The entries below should be given again exactly, minus their pictures.

***** Supplied records *****

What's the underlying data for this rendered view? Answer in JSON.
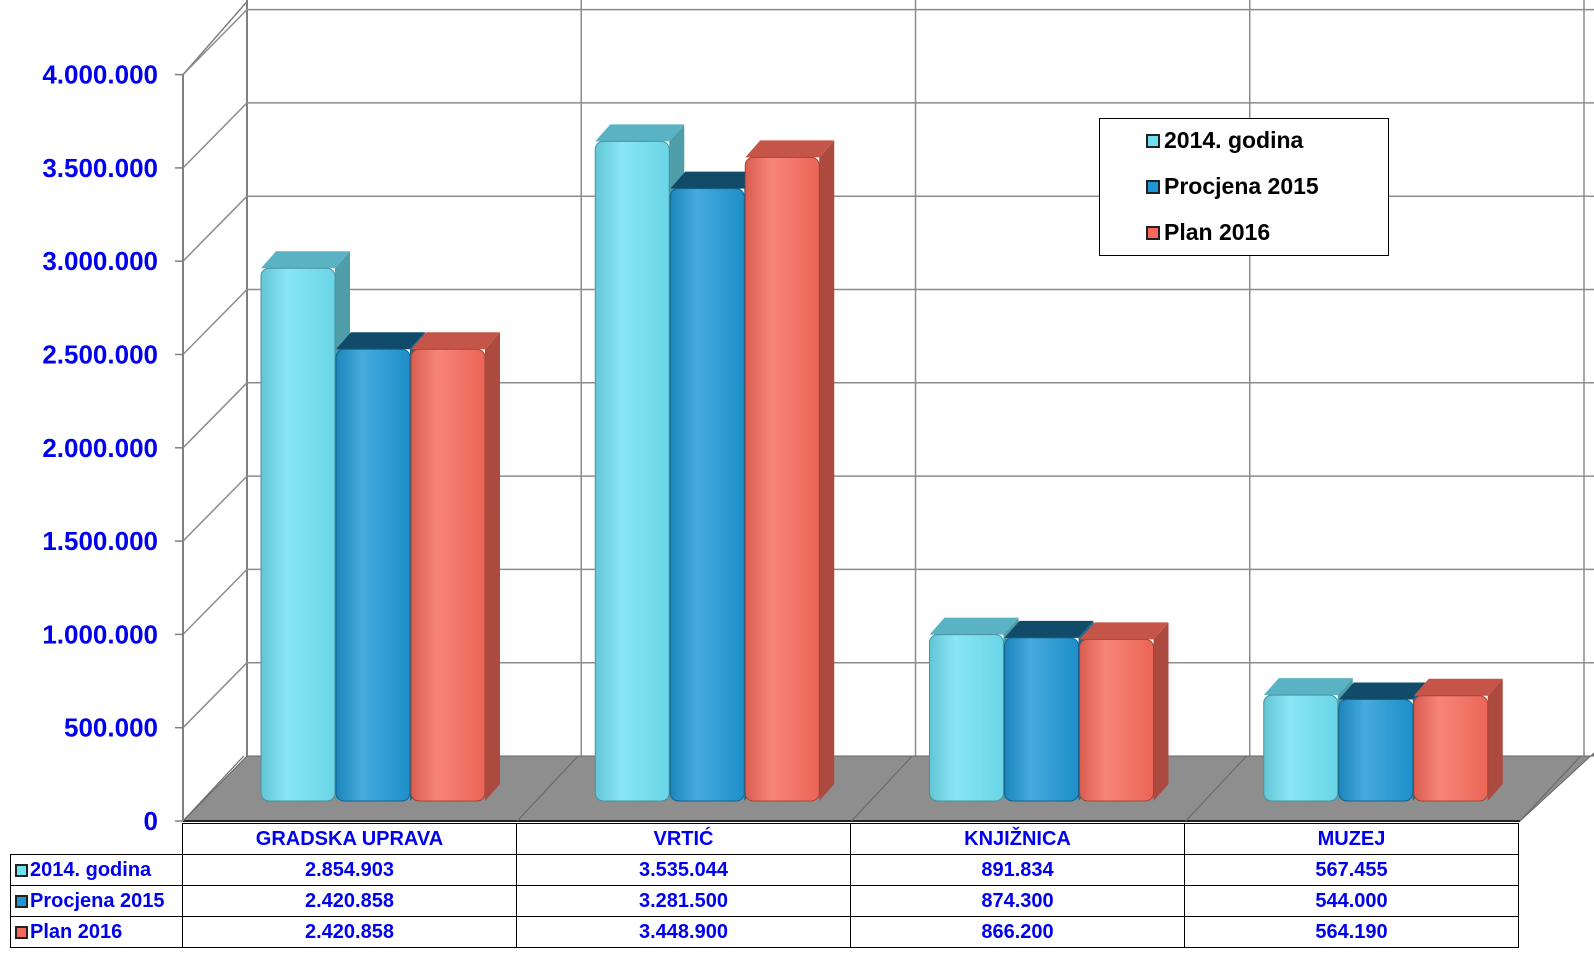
{
  "chart_data": {
    "type": "bar",
    "categories": [
      "GRADSKA UPRAVA",
      "VRTIĆ",
      "KNJIŽNICA",
      "MUZEJ"
    ],
    "series": [
      {
        "name": "2014. godina",
        "color": "#6fe0f2",
        "values": [
          2854903,
          3535044,
          891834,
          567455
        ],
        "labels": [
          "2.854.903",
          "3.535.044",
          "891.834",
          "567.455"
        ]
      },
      {
        "name": "Procjena 2015",
        "color": "#1f97d4",
        "values": [
          2420858,
          3281500,
          874300,
          544000
        ],
        "labels": [
          "2.420.858",
          "3.281.500",
          "874.300",
          "544.000"
        ]
      },
      {
        "name": "Plan 2016",
        "color": "#f76a5b",
        "values": [
          2420858,
          3448900,
          866200,
          564190
        ],
        "labels": [
          "2.420.858",
          "3.448.900",
          "866.200",
          "564.190"
        ]
      }
    ],
    "yticks": [
      0,
      500000,
      1000000,
      1500000,
      2000000,
      2500000,
      3000000,
      3500000,
      4000000
    ],
    "ytick_labels": [
      "0",
      "500.000",
      "1.000.000",
      "1.500.000",
      "2.000.000",
      "2.500.000",
      "3.000.000",
      "3.500.000",
      "4.000.000"
    ],
    "ylim": [
      0,
      4000000
    ],
    "grid": true,
    "legend_position": "top-right",
    "data_table": true
  }
}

*****

Right answer:
What's the underlying data for this rendered view? Answer in JSON.
{
  "chart_data": {
    "type": "bar",
    "categories": [
      "GRADSKA UPRAVA",
      "VRTIĆ",
      "KNJIŽNICA",
      "MUZEJ"
    ],
    "series": [
      {
        "name": "2014. godina",
        "color": "#6fe0f2",
        "values": [
          2854903,
          3535044,
          891834,
          567455
        ],
        "labels": [
          "2.854.903",
          "3.535.044",
          "891.834",
          "567.455"
        ]
      },
      {
        "name": "Procjena 2015",
        "color": "#1f97d4",
        "values": [
          2420858,
          3281500,
          874300,
          544000
        ],
        "labels": [
          "2.420.858",
          "3.281.500",
          "874.300",
          "544.000"
        ]
      },
      {
        "name": "Plan 2016",
        "color": "#f76a5b",
        "values": [
          2420858,
          3448900,
          866200,
          564190
        ],
        "labels": [
          "2.420.858",
          "3.448.900",
          "866.200",
          "564.190"
        ]
      }
    ],
    "yticks": [
      0,
      500000,
      1000000,
      1500000,
      2000000,
      2500000,
      3000000,
      3500000,
      4000000
    ],
    "ytick_labels": [
      "0",
      "500.000",
      "1.000.000",
      "1.500.000",
      "2.000.000",
      "2.500.000",
      "3.000.000",
      "3.500.000",
      "4.000.000"
    ],
    "ylim": [
      0,
      4000000
    ],
    "grid": true,
    "legend_position": "top-right",
    "data_table": true
  }
}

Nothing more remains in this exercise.